──────── Extracted material ────────
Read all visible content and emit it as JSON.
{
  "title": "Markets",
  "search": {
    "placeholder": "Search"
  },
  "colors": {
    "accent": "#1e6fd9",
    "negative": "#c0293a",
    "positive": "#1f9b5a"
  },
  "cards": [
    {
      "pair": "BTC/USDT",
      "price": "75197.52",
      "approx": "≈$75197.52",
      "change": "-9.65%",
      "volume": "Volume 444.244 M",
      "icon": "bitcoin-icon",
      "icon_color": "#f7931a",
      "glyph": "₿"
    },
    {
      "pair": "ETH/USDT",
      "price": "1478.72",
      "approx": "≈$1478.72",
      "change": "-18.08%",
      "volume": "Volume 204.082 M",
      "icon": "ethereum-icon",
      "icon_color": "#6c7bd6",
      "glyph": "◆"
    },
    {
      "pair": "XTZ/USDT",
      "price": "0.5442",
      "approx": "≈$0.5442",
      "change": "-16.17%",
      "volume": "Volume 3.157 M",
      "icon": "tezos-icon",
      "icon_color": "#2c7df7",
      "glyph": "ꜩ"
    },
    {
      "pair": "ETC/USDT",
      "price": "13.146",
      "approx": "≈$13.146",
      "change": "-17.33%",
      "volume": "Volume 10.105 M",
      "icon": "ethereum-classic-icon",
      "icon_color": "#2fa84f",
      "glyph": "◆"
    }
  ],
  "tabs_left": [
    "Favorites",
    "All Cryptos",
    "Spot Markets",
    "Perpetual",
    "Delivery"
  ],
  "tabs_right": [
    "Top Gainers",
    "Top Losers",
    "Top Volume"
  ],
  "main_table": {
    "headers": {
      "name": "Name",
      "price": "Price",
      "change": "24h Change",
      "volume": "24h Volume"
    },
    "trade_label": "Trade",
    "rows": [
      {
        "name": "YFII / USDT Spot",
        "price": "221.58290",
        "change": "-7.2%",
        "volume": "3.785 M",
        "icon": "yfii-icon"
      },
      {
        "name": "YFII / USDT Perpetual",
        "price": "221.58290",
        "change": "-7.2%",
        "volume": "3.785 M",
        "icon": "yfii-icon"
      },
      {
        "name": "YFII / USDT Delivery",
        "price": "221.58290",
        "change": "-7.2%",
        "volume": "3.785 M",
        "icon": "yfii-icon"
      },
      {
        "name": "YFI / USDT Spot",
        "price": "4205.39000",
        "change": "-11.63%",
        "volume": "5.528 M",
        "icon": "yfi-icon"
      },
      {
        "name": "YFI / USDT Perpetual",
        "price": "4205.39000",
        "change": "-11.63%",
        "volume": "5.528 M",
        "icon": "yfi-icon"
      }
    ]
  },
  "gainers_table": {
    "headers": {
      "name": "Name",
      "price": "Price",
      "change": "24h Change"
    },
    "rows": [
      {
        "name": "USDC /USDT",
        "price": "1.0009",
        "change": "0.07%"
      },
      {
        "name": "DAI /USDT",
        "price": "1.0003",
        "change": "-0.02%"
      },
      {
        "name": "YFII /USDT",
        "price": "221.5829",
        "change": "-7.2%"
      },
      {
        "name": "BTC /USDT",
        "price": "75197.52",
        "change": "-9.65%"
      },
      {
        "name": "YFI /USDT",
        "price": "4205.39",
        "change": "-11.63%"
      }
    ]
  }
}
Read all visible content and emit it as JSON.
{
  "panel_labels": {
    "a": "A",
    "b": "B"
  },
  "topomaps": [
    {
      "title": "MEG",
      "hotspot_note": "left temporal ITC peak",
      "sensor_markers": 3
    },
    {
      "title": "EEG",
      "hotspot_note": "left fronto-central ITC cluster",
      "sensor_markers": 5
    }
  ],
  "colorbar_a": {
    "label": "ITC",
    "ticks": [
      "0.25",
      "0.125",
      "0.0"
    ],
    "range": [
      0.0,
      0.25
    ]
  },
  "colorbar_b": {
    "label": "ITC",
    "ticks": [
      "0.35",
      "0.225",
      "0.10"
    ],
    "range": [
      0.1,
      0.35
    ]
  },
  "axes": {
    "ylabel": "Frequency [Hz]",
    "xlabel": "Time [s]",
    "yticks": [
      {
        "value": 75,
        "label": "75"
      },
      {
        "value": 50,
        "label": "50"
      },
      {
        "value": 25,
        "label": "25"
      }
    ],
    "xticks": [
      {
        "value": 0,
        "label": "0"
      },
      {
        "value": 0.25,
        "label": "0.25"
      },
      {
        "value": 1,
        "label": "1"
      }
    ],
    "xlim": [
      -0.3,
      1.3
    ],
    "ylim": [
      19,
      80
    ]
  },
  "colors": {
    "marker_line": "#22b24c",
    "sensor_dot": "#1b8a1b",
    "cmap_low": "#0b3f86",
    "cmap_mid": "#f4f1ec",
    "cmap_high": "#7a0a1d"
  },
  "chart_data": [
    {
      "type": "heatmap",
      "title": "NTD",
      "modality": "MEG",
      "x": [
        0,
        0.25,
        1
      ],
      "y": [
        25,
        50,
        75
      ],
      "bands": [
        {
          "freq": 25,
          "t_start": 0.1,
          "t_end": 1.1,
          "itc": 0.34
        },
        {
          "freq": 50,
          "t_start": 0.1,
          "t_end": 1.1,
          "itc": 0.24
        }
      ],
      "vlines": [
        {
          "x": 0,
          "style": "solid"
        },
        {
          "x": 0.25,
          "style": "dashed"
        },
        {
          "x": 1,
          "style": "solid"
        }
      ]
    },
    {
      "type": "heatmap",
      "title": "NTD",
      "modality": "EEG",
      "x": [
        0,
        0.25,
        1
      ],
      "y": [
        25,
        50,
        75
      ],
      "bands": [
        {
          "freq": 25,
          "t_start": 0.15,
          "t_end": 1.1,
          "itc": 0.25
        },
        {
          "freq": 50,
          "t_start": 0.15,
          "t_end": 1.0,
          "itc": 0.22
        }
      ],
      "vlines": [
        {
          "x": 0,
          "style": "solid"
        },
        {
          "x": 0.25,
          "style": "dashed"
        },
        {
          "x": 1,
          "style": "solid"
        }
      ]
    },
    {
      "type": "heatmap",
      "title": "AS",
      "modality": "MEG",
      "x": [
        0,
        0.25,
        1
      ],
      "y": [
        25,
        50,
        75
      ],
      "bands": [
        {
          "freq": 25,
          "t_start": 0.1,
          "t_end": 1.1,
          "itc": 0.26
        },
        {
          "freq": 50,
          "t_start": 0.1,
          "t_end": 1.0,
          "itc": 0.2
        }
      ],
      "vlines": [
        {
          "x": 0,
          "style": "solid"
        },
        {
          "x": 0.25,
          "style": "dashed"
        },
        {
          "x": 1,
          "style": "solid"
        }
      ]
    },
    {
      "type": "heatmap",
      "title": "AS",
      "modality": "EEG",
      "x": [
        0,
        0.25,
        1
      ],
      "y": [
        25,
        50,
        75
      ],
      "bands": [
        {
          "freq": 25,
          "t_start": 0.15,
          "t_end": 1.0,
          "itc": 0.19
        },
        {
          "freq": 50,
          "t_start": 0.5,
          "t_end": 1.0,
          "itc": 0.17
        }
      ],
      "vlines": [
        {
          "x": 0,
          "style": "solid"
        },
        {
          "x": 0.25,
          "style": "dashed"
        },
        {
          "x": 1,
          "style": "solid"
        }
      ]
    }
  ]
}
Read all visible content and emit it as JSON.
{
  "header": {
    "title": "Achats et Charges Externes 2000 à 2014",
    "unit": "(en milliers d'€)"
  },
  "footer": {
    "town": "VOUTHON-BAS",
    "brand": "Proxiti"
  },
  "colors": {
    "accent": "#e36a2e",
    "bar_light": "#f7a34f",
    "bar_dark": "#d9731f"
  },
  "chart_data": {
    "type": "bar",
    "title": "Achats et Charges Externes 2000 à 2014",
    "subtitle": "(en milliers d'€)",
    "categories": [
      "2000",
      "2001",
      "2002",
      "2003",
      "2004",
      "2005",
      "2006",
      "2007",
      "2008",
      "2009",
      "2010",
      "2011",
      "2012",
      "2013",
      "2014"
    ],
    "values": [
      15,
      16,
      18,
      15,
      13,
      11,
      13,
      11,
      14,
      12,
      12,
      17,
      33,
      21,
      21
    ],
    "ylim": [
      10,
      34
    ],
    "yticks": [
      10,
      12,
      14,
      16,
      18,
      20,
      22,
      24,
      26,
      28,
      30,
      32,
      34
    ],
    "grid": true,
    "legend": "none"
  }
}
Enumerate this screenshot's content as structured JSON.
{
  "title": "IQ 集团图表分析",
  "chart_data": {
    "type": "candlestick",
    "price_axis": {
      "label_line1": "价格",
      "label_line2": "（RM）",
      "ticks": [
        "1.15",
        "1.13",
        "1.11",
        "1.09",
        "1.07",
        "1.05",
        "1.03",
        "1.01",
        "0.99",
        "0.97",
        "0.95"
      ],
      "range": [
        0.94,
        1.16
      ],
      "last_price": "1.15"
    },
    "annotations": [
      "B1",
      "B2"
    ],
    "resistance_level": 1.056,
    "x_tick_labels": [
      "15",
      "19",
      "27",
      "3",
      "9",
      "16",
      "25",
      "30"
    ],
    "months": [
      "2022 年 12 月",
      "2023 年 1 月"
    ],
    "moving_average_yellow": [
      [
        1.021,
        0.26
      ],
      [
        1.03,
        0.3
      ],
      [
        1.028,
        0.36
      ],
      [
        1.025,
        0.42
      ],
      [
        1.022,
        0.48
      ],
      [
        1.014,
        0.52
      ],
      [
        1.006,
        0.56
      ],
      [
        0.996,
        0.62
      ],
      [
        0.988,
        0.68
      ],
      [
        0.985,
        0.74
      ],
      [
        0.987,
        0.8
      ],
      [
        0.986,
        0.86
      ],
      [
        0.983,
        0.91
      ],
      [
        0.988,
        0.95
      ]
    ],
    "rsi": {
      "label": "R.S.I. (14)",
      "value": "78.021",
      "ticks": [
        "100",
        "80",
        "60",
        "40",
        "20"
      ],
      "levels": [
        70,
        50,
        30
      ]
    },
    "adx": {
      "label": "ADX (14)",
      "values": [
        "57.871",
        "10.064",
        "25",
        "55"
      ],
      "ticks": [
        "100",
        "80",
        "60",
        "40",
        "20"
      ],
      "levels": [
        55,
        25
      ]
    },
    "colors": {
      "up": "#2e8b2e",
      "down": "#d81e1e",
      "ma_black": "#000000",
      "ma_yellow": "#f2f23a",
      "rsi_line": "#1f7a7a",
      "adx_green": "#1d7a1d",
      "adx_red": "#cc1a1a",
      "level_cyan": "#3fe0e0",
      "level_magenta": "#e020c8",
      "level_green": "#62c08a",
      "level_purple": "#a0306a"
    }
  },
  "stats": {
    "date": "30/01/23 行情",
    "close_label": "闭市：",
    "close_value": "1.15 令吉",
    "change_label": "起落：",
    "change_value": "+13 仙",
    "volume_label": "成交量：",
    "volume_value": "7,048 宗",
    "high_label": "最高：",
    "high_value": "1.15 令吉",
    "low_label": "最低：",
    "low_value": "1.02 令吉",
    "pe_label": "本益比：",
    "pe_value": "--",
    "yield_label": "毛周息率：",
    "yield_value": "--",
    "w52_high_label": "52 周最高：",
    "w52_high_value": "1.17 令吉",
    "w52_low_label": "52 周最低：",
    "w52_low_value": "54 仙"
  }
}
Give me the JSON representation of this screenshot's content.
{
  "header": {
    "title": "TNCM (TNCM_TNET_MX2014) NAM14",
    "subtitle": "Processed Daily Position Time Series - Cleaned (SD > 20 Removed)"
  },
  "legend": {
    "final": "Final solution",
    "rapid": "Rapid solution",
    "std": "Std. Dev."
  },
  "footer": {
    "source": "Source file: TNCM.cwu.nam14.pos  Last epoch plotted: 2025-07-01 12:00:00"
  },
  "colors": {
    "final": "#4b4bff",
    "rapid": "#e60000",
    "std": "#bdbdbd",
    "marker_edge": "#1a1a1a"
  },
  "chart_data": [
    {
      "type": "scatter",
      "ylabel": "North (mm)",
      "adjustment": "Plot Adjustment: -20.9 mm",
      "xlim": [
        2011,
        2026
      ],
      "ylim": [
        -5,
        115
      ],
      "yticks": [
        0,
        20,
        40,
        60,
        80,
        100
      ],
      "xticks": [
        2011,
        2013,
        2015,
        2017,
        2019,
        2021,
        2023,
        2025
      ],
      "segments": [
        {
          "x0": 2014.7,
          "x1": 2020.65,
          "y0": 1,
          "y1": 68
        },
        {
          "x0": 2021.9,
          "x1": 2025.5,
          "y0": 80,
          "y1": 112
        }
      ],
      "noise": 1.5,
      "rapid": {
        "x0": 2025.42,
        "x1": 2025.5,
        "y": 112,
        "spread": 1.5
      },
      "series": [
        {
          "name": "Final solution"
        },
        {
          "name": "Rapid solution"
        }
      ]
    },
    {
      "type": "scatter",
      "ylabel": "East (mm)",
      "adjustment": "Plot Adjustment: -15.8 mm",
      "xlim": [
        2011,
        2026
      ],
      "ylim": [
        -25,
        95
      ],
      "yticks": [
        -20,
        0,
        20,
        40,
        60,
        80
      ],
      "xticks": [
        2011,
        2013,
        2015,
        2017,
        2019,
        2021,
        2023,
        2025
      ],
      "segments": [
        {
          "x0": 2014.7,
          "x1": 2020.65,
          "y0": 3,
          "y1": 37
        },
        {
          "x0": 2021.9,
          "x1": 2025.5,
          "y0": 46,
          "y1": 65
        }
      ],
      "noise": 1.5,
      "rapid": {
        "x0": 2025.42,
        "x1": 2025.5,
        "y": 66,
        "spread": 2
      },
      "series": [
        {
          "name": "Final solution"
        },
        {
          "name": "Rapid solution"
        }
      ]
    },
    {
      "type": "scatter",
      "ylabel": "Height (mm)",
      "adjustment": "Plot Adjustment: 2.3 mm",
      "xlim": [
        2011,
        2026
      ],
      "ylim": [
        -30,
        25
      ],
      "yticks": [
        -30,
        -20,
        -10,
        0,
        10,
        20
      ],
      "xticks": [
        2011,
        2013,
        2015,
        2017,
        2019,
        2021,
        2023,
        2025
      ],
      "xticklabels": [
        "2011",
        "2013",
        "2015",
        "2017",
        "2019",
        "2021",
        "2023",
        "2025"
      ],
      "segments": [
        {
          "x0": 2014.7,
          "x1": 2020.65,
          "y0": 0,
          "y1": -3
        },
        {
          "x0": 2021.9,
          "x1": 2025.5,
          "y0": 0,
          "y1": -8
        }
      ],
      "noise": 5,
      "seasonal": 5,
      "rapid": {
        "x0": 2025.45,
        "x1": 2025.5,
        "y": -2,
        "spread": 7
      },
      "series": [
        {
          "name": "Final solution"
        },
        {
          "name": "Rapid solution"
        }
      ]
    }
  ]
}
────────
What the task asks — Copy each line from the data above that includes "this".

Task solution —
Enumerate this screenshot's content as structured JSON.
Give me the JSON representation of this screenshot's content.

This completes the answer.